Document extract:
════════

The Psychedelic Beauty of Destroyed CDs

Photographer Rus Khasanov scorches, bleaches, freezes, and rips apart old discs. His images give dead-end technology new life.
closeup of rainbow pattern with scratch down middle
Photograph: Rus Khasanov

Like many teenagers growing up in the early- to mid-aughts, Russian photographer Rus Khasanov spent an obscene amount of money on CDs. He displayed his favorites on a shelf—Eminem’s The Marshall Mathers LP, Amy Winehouse’s Back to Black, assorted Harry Potter soundtracks—and protected the rest inside black faux-leather binders, handling the discs with utmost care.

════════

Entries shown:
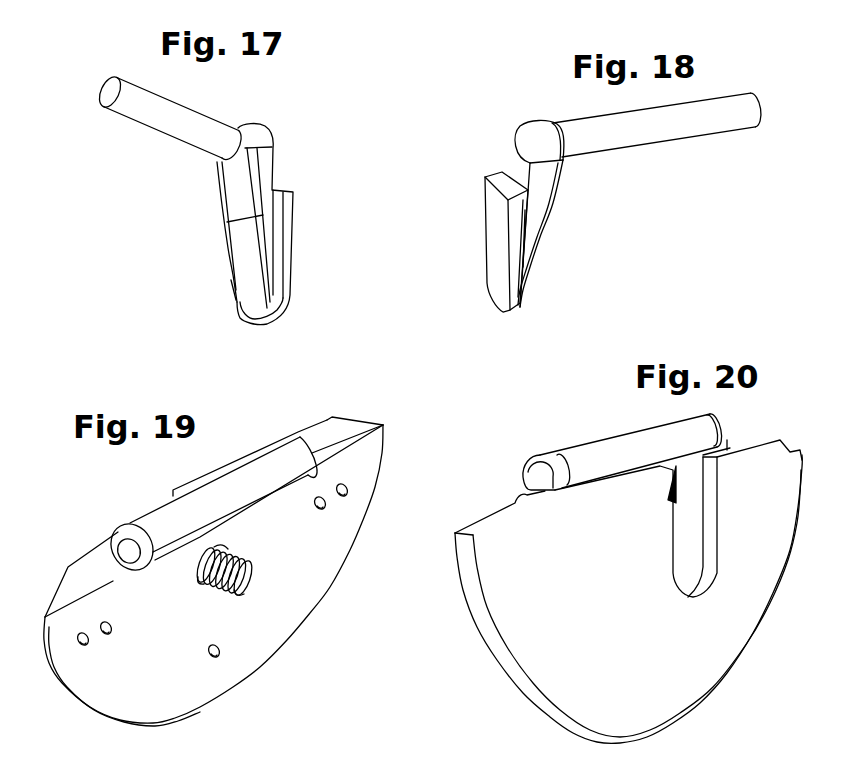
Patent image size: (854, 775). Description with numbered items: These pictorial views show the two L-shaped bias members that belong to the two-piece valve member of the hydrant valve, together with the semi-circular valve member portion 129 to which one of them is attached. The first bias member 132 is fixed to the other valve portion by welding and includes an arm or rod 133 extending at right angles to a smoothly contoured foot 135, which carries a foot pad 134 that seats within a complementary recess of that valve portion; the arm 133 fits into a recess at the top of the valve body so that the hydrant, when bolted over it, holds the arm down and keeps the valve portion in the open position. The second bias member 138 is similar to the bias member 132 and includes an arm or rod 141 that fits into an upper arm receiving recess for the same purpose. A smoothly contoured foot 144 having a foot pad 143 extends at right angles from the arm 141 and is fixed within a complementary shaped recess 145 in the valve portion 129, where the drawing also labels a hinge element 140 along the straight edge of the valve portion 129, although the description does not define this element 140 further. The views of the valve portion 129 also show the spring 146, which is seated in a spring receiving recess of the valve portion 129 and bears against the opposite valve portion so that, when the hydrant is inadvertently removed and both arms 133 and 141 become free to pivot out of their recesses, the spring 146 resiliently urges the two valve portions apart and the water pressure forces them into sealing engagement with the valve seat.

In FIG. 19, the semi-circular valve member portion 129 is at (270, 620).
In FIG. 20, the semi-circular valve member portion 129 is at (572, 635).
In FIG. 17, the L-shaped bias member 132 is at (204, 209).
In FIG. 17, the arm or rod 133 is at (152, 123).
In FIG. 17, the foot pad 134 is at (297, 220).
In FIG. 17, the foot 135 is at (208, 231).
In FIG. 18, the L-shaped bias member 138 is at (600, 197).
In FIG. 19, the hinge tube 140 is at (278, 478).
In FIG. 20, the hinge tube 140 is at (607, 450).
In FIG. 18, the arm or rod 141 is at (683, 130).
In FIG. 18, the foot pad 143 is at (492, 230).
In FIG. 18, the foot 144 is at (552, 205).
In FIG. 19, the recess 145 is at (158, 505).
In FIG. 20, the recess 145 is at (693, 570).
In FIG. 19, the spring 146 is at (263, 552).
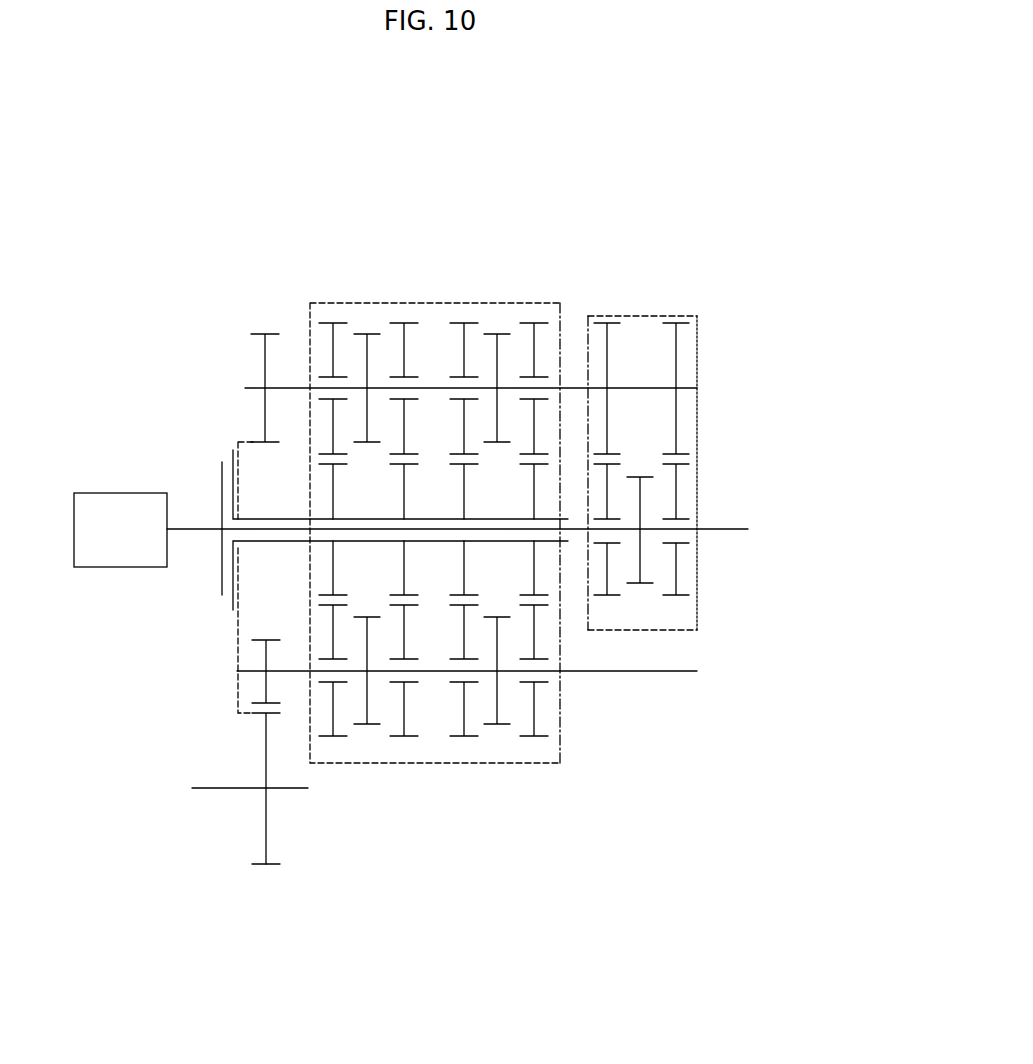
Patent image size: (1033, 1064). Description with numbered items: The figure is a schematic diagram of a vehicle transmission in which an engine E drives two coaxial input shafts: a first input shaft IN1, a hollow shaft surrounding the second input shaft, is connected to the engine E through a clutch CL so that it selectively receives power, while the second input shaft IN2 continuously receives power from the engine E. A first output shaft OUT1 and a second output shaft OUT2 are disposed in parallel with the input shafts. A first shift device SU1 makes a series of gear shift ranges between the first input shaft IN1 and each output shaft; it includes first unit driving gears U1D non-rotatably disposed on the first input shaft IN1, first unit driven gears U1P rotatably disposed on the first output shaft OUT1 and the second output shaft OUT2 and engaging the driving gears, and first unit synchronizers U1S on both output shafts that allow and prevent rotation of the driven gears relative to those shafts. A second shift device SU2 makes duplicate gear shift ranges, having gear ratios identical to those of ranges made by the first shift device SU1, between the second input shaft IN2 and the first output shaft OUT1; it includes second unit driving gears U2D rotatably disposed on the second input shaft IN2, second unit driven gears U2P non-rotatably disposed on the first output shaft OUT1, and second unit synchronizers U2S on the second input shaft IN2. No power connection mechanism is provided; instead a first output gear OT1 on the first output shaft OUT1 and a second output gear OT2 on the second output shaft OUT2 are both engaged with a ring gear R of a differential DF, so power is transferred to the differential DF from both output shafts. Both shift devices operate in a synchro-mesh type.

The engine E is at (120, 493).
The clutch CL is at (222, 458).
The first input shaft IN1 is at (550, 519).
The second input shaft IN2 is at (697, 529).
The first output shaft OUT1 is at (683, 388).
The second output shaft OUT2 is at (670, 671).
The first output gear OT1 is at (265, 334).
The second output gear OT2 is at (262, 640).
The differential DF is at (254, 796).
The ring gear R is at (263, 868).
The first shift device SU1 is at (320, 303).
The second shift device SU2 is at (645, 632).
The first unit driven gears U1P is at (333, 323).
The first unit synchronizers U1S is at (367, 334).
The first unit driving gears U1D is at (404, 464).
The second unit driven gears U2P is at (676, 323).
The second unit synchronizers U2S is at (640, 477).
The second unit driving gears U2D is at (680, 463).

════════

Short task 1:
Copy out the stretch of the CD article from "closeup of rainbow" through "with utmost care.", switching "faux-leather" to "vinyl".
Short task 2:
Pick up the article on destroyed CDs at the point where it stops and continue it.
The lines have no connection to the article about destroyed CDs.

Task output 1:
closeup of rainbow pattern with scratch down middle
Photograph: Rus Khasanov

Like many teenagers growing up in the early- to mid-aughts, Russian photographer Rus Khasanov spent an obscene amount of money on CDs. He displayed his favorites on a shelf—Eminem’s The Marshall Mathers LP, Amy Winehouse’s Back to Black, assorted Harry Potter soundtracks—and protected the rest inside black vinyl binders, handling the discs with utmost care.

Task output 2:
Photograph: Rus Khasanov

Young Khasanov could have never imagined the abuse he now inflicts on them. For his series Disctortion, Khasanov burns old CDs and DVDs with a lighter, dips them in bleach, and rips them apart with his hands. By destroying the discs and photographing them up close, he gives this dead-end technology new life—as psychedelic entertainment for the eyes. “It’s amazing to see all these vivid, multi-colored textures and know it’s just a photo of a physical object,” Khasanov says.

Photograph: Rus Khasanov

In 2006, Khasanov bought his first MP3 player. He stopped buying CDs three years later and now he doesn’t even own an external disk drive—much less a boombox—to play them on, preferring to stream all his music through Apple Music. But in October, while walking down the street in Ekaterinburg, he spotted a glint of sunlight reflecting off a 1990s Russian pop compilation lying on the road, causing it to shimmer with all the colors of the rainbow. Khasanov hurried home, unearthed his neglected collection, and photographed a scratched disc up close. The result “hypnotized me,” he says.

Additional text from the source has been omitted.